**Exercise task**. Every line of the data that contains the string "glyph" must be copied.
___
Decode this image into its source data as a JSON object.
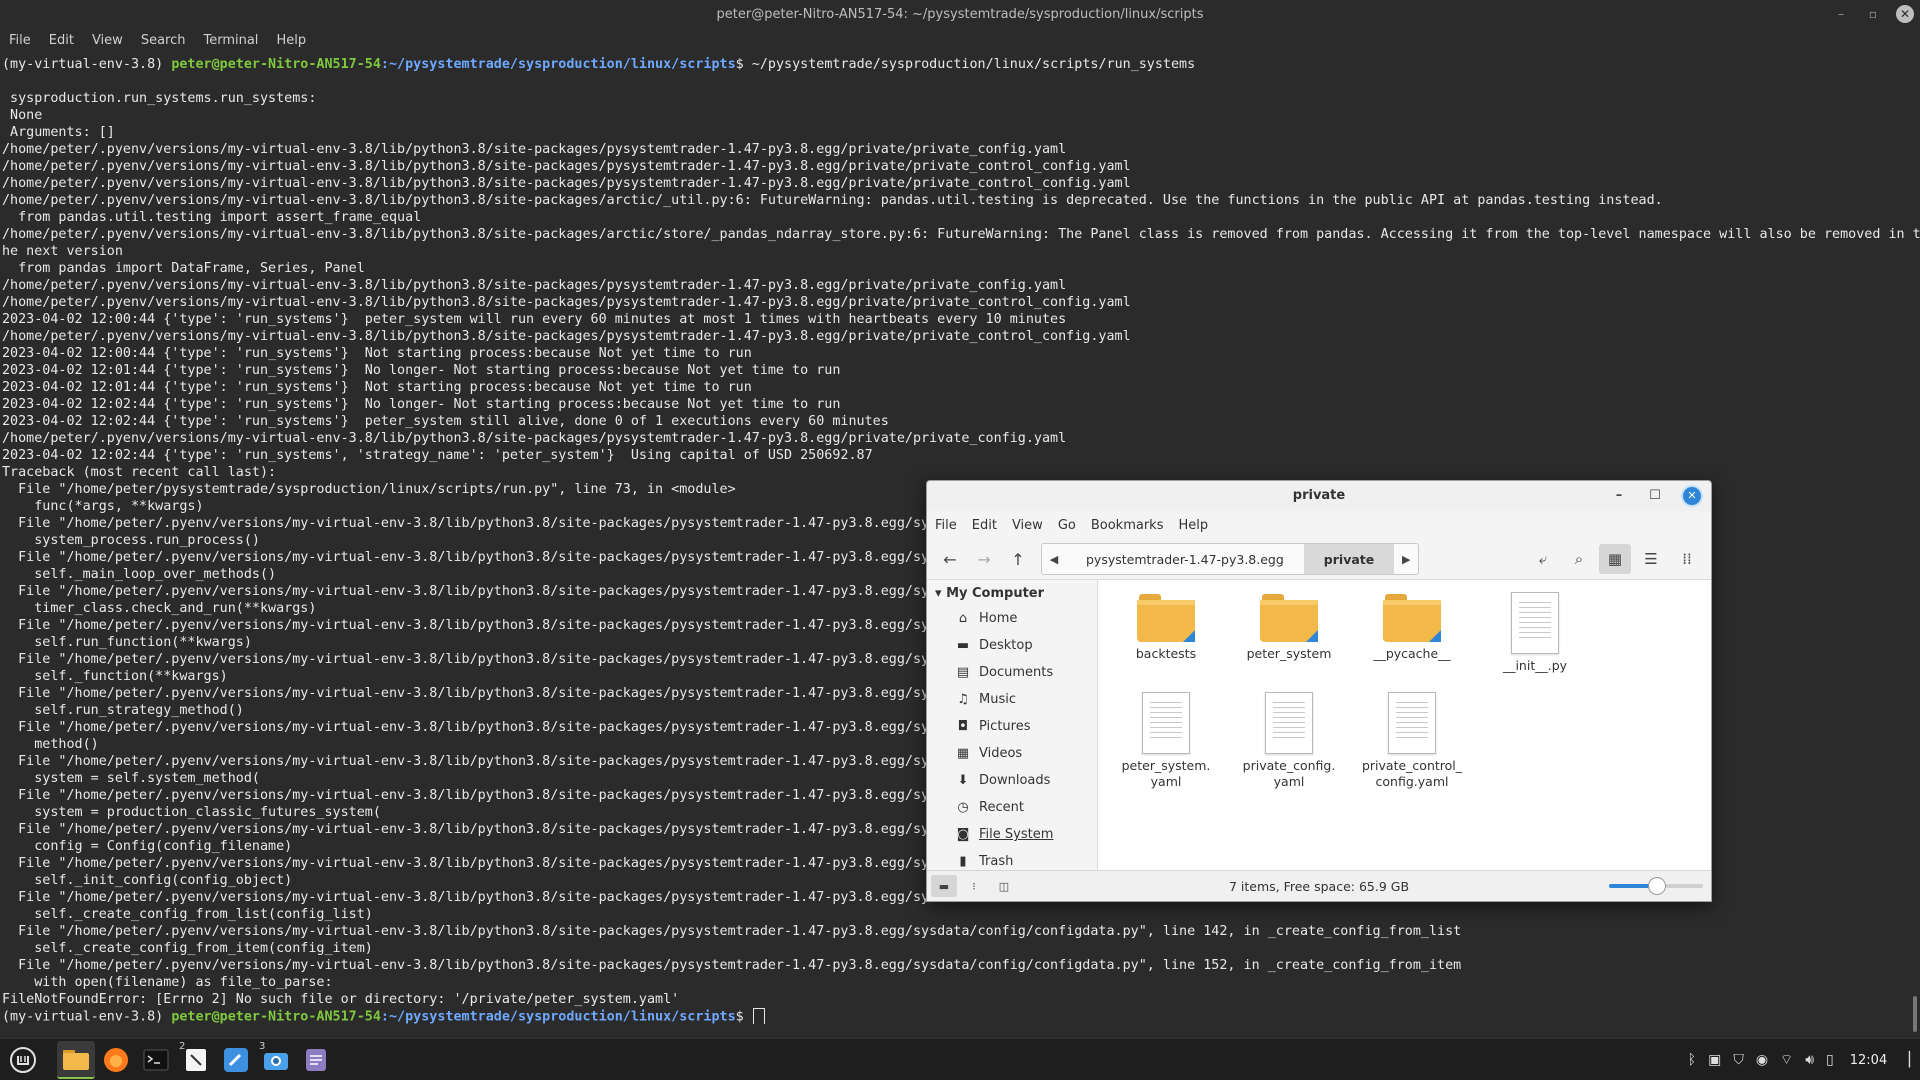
{
  "terminal": {
    "title": "peter@peter-Nitro-AN517-54: ~/pysystemtrade/sysproduction/linux/scripts",
    "menu": [
      "File",
      "Edit",
      "View",
      "Search",
      "Terminal",
      "Help"
    ],
    "prompt_env": "(my-virtual-env-3.8) ",
    "prompt_user": "peter@peter-Nitro-AN517-54",
    "prompt_path": ":~/pysystemtrade/sysproduction/linux/scripts",
    "prompt_suffix": "$ ",
    "first_command": "~/pysystemtrade/sysproduction/linux/scripts/run_systems",
    "lines": [
      "",
      " sysproduction.run_systems.run_systems:",
      " None",
      " Arguments: []",
      "/home/peter/.pyenv/versions/my-virtual-env-3.8/lib/python3.8/site-packages/pysystemtrader-1.47-py3.8.egg/private/private_config.yaml",
      "/home/peter/.pyenv/versions/my-virtual-env-3.8/lib/python3.8/site-packages/pysystemtrader-1.47-py3.8.egg/private/private_control_config.yaml",
      "/home/peter/.pyenv/versions/my-virtual-env-3.8/lib/python3.8/site-packages/pysystemtrader-1.47-py3.8.egg/private/private_control_config.yaml",
      "/home/peter/.pyenv/versions/my-virtual-env-3.8/lib/python3.8/site-packages/arctic/_util.py:6: FutureWarning: pandas.util.testing is deprecated. Use the functions in the public API at pandas.testing instead.",
      "  from pandas.util.testing import assert_frame_equal",
      "/home/peter/.pyenv/versions/my-virtual-env-3.8/lib/python3.8/site-packages/arctic/store/_pandas_ndarray_store.py:6: FutureWarning: The Panel class is removed from pandas. Accessing it from the top-level namespace will also be removed in t",
      "he next version",
      "  from pandas import DataFrame, Series, Panel",
      "/home/peter/.pyenv/versions/my-virtual-env-3.8/lib/python3.8/site-packages/pysystemtrader-1.47-py3.8.egg/private/private_config.yaml",
      "/home/peter/.pyenv/versions/my-virtual-env-3.8/lib/python3.8/site-packages/pysystemtrader-1.47-py3.8.egg/private/private_control_config.yaml",
      "2023-04-02 12:00:44 {'type': 'run_systems'}  peter_system will run every 60 minutes at most 1 times with heartbeats every 10 minutes",
      "/home/peter/.pyenv/versions/my-virtual-env-3.8/lib/python3.8/site-packages/pysystemtrader-1.47-py3.8.egg/private/private_control_config.yaml",
      "2023-04-02 12:00:44 {'type': 'run_systems'}  Not starting process:because Not yet time to run",
      "2023-04-02 12:01:44 {'type': 'run_systems'}  No longer- Not starting process:because Not yet time to run",
      "2023-04-02 12:01:44 {'type': 'run_systems'}  Not starting process:because Not yet time to run",
      "2023-04-02 12:02:44 {'type': 'run_systems'}  No longer- Not starting process:because Not yet time to run",
      "2023-04-02 12:02:44 {'type': 'run_systems'}  peter_system still alive, done 0 of 1 executions every 60 minutes",
      "/home/peter/.pyenv/versions/my-virtual-env-3.8/lib/python3.8/site-packages/pysystemtrader-1.47-py3.8.egg/private/private_config.yaml",
      "2023-04-02 12:02:44 {'type': 'run_systems', 'strategy_name': 'peter_system'}  Using capital of USD 250692.87",
      "Traceback (most recent call last):",
      "  File \"/home/peter/pysystemtrade/sysproduction/linux/scripts/run.py\", line 73, in <module>",
      "    func(*args, **kwargs)",
      "  File \"/home/peter/.pyenv/versions/my-virtual-env-3.8/lib/python3.8/site-packages/pysystemtrader-1.47-py3.8.egg/sys",
      "    system_process.run_process()",
      "  File \"/home/peter/.pyenv/versions/my-virtual-env-3.8/lib/python3.8/site-packages/pysystemtrader-1.47-py3.8.egg/sys",
      "    self._main_loop_over_methods()",
      "  File \"/home/peter/.pyenv/versions/my-virtual-env-3.8/lib/python3.8/site-packages/pysystemtrader-1.47-py3.8.egg/sys",
      "    timer_class.check_and_run(**kwargs)",
      "  File \"/home/peter/.pyenv/versions/my-virtual-env-3.8/lib/python3.8/site-packages/pysystemtrader-1.47-py3.8.egg/sys",
      "    self.run_function(**kwargs)",
      "  File \"/home/peter/.pyenv/versions/my-virtual-env-3.8/lib/python3.8/site-packages/pysystemtrader-1.47-py3.8.egg/sys",
      "    self._function(**kwargs)",
      "  File \"/home/peter/.pyenv/versions/my-virtual-env-3.8/lib/python3.8/site-packages/pysystemtrader-1.47-py3.8.egg/sys",
      "    self.run_strategy_method()",
      "  File \"/home/peter/.pyenv/versions/my-virtual-env-3.8/lib/python3.8/site-packages/pysystemtrader-1.47-py3.8.egg/sys",
      "    method()",
      "  File \"/home/peter/.pyenv/versions/my-virtual-env-3.8/lib/python3.8/site-packages/pysystemtrader-1.47-py3.8.egg/sys",
      "    system = self.system_method(",
      "  File \"/home/peter/.pyenv/versions/my-virtual-env-3.8/lib/python3.8/site-packages/pysystemtrader-1.47-py3.8.egg/sys",
      "    system = production_classic_futures_system(",
      "  File \"/home/peter/.pyenv/versions/my-virtual-env-3.8/lib/python3.8/site-packages/pysystemtrader-1.47-py3.8.egg/sys",
      "    config = Config(config_filename)",
      "  File \"/home/peter/.pyenv/versions/my-virtual-env-3.8/lib/python3.8/site-packages/pysystemtrader-1.47-py3.8.egg/sys",
      "    self._init_config(config_object)",
      "  File \"/home/peter/.pyenv/versions/my-virtual-env-3.8/lib/python3.8/site-packages/pysystemtrader-1.47-py3.8.egg/sys",
      "    self._create_config_from_list(config_list)",
      "  File \"/home/peter/.pyenv/versions/my-virtual-env-3.8/lib/python3.8/site-packages/pysystemtrader-1.47-py3.8.egg/sysdata/config/configdata.py\", line 142, in _create_config_from_list",
      "    self._create_config_from_item(config_item)",
      "  File \"/home/peter/.pyenv/versions/my-virtual-env-3.8/lib/python3.8/site-packages/pysystemtrader-1.47-py3.8.egg/sysdata/config/configdata.py\", line 152, in _create_config_from_item",
      "    with open(filename) as file_to_parse:",
      "FileNotFoundError: [Errno 2] No such file or directory: '/private/peter_system.yaml'"
    ]
  },
  "file_manager": {
    "title": "private",
    "menu": [
      "File",
      "Edit",
      "View",
      "Go",
      "Bookmarks",
      "Help"
    ],
    "breadcrumb": [
      "pysystemtrader-1.47-py3.8.egg",
      "private"
    ],
    "sidebar_header": "My Computer",
    "sidebar": [
      {
        "label": "Home",
        "icon": "home-icon",
        "glyph": "⌂"
      },
      {
        "label": "Desktop",
        "icon": "desktop-icon",
        "glyph": "▬"
      },
      {
        "label": "Documents",
        "icon": "documents-icon",
        "glyph": "▤"
      },
      {
        "label": "Music",
        "icon": "music-icon",
        "glyph": "♫"
      },
      {
        "label": "Pictures",
        "icon": "pictures-icon",
        "glyph": "◘"
      },
      {
        "label": "Videos",
        "icon": "videos-icon",
        "glyph": "▦"
      },
      {
        "label": "Downloads",
        "icon": "downloads-icon",
        "glyph": "⬇"
      },
      {
        "label": "Recent",
        "icon": "recent-icon",
        "glyph": "◷"
      },
      {
        "label": "File System",
        "icon": "filesystem-icon",
        "glyph": "◙"
      },
      {
        "label": "Trash",
        "icon": "trash-icon",
        "glyph": "▮"
      }
    ],
    "files": [
      {
        "name": "backtests",
        "type": "folder"
      },
      {
        "name": "peter_system",
        "type": "folder"
      },
      {
        "name": "__pycache__",
        "type": "folder"
      },
      {
        "name": "__init__.py",
        "type": "file"
      },
      {
        "name": "peter_system.\nyaml",
        "type": "file"
      },
      {
        "name": "private_config.\nyaml",
        "type": "file"
      },
      {
        "name": "private_control_\nconfig.yaml",
        "type": "file"
      }
    ],
    "status": "7 items, Free space: 65.9 GB",
    "zoom_level": 0.5
  },
  "taskbar": {
    "clock": "12:04",
    "badges": {
      "files": "2",
      "screenshot": "3"
    }
  },
  "colors": {
    "terminal_bg": "#2b2b2b",
    "prompt_user": "#7ec93d",
    "prompt_path": "#6ea9ff",
    "accent": "#2f86d6",
    "folder": "#f2b84a"
  }
}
___
**Answer**.
        "glyph": "⌂"
        "glyph": "▬"
        "glyph": "▤"
        "glyph": "♫"
        "glyph": "◘"
        "glyph": "▦"
        "glyph": "⬇"
        "glyph": "◷"
        "glyph": "◙"
        "glyph": "▮"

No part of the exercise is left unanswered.